Written instruction: Every entry below should be repeated exactly; the pictures should not.

Dataset rows about figures:
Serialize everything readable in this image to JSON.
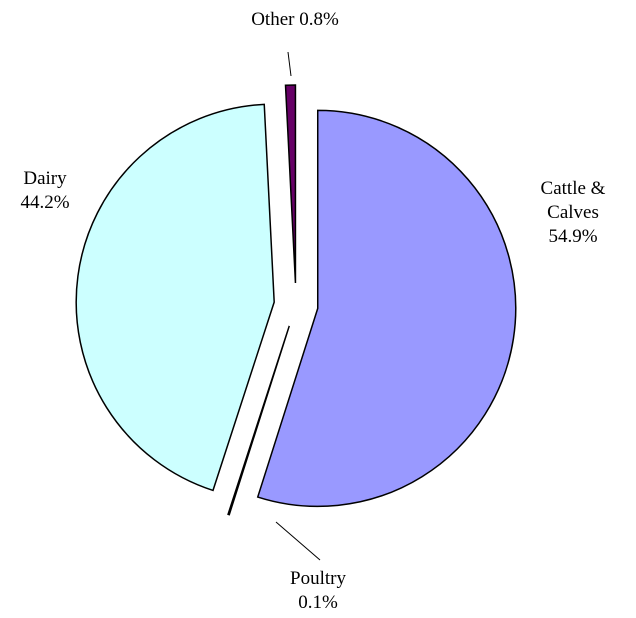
{
  "chart_data": {
    "type": "pie",
    "categories": [
      "Cattle & Calves",
      "Poultry",
      "Dairy",
      "Other"
    ],
    "values": [
      54.9,
      0.1,
      44.2,
      0.8
    ],
    "value_labels": [
      "54.9%",
      "0.1%",
      "44.2%",
      "0.8%"
    ],
    "colors": [
      "#9999ff",
      "#ffffcc",
      "#ccffff",
      "#660066"
    ]
  }
}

Response to the task:
Serialize everything readable in this image to JSON.
{
  "chart_data": {
    "type": "pie",
    "categories": [
      "Cattle & Calves",
      "Poultry",
      "Dairy",
      "Other"
    ],
    "values": [
      54.9,
      0.1,
      44.2,
      0.8
    ],
    "value_labels": [
      "54.9%",
      "0.1%",
      "44.2%",
      "0.8%"
    ],
    "colors": [
      "#9999ff",
      "#ffffcc",
      "#ccffff",
      "#660066"
    ]
  }
}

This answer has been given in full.